━━ LISTED ENTRIES ━━

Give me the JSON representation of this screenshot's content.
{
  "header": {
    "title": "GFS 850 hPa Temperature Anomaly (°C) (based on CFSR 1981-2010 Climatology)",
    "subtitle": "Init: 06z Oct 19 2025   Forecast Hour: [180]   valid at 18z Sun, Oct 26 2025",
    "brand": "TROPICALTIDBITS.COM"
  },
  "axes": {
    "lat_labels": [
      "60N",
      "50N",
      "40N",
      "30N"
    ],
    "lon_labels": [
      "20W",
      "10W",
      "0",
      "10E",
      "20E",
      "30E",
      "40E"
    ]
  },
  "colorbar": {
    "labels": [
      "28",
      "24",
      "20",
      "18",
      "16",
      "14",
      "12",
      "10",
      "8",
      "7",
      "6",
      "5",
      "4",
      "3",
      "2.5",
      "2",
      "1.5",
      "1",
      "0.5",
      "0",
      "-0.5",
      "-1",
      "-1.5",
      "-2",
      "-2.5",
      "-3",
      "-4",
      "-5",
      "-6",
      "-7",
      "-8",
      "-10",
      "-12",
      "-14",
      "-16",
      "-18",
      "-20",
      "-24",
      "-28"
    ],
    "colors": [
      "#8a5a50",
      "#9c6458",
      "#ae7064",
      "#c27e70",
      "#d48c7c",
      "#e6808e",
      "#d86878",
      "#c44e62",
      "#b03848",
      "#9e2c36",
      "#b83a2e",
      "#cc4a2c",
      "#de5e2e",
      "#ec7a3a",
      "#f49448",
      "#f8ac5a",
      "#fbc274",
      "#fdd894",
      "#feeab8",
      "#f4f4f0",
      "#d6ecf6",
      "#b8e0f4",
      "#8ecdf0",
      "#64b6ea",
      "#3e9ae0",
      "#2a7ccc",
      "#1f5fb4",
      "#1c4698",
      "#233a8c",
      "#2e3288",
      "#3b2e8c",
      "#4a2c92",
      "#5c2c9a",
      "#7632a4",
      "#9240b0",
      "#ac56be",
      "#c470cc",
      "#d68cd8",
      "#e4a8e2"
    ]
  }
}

━━━

● INSTRUCTION: Reproduce the entries above in full, verbatim.

● SOLUTION FOR THIS EXERCISE:
Give me the JSON representation of this screenshot's content.
{
  "header": {
    "title": "GFS 850 hPa Temperature Anomaly (°C) (based on CFSR 1981-2010 Climatology)",
    "subtitle": "Init: 06z Oct 19 2025   Forecast Hour: [180]   valid at 18z Sun, Oct 26 2025",
    "brand": "TROPICALTIDBITS.COM"
  },
  "axes": {
    "lat_labels": [
      "60N",
      "50N",
      "40N",
      "30N"
    ],
    "lon_labels": [
      "20W",
      "10W",
      "0",
      "10E",
      "20E",
      "30E",
      "40E"
    ]
  },
  "colorbar": {
    "labels": [
      "28",
      "24",
      "20",
      "18",
      "16",
      "14",
      "12",
      "10",
      "8",
      "7",
      "6",
      "5",
      "4",
      "3",
      "2.5",
      "2",
      "1.5",
      "1",
      "0.5",
      "0",
      "-0.5",
      "-1",
      "-1.5",
      "-2",
      "-2.5",
      "-3",
      "-4",
      "-5",
      "-6",
      "-7",
      "-8",
      "-10",
      "-12",
      "-14",
      "-16",
      "-18",
      "-20",
      "-24",
      "-28"
    ],
    "colors": [
      "#8a5a50",
      "#9c6458",
      "#ae7064",
      "#c27e70",
      "#d48c7c",
      "#e6808e",
      "#d86878",
      "#c44e62",
      "#b03848",
      "#9e2c36",
      "#b83a2e",
      "#cc4a2c",
      "#de5e2e",
      "#ec7a3a",
      "#f49448",
      "#f8ac5a",
      "#fbc274",
      "#fdd894",
      "#feeab8",
      "#f4f4f0",
      "#d6ecf6",
      "#b8e0f4",
      "#8ecdf0",
      "#64b6ea",
      "#3e9ae0",
      "#2a7ccc",
      "#1f5fb4",
      "#1c4698",
      "#233a8c",
      "#2e3288",
      "#3b2e8c",
      "#4a2c92",
      "#5c2c9a",
      "#7632a4",
      "#9240b0",
      "#ac56be",
      "#c470cc",
      "#d68cd8",
      "#e4a8e2"
    ]
  }
}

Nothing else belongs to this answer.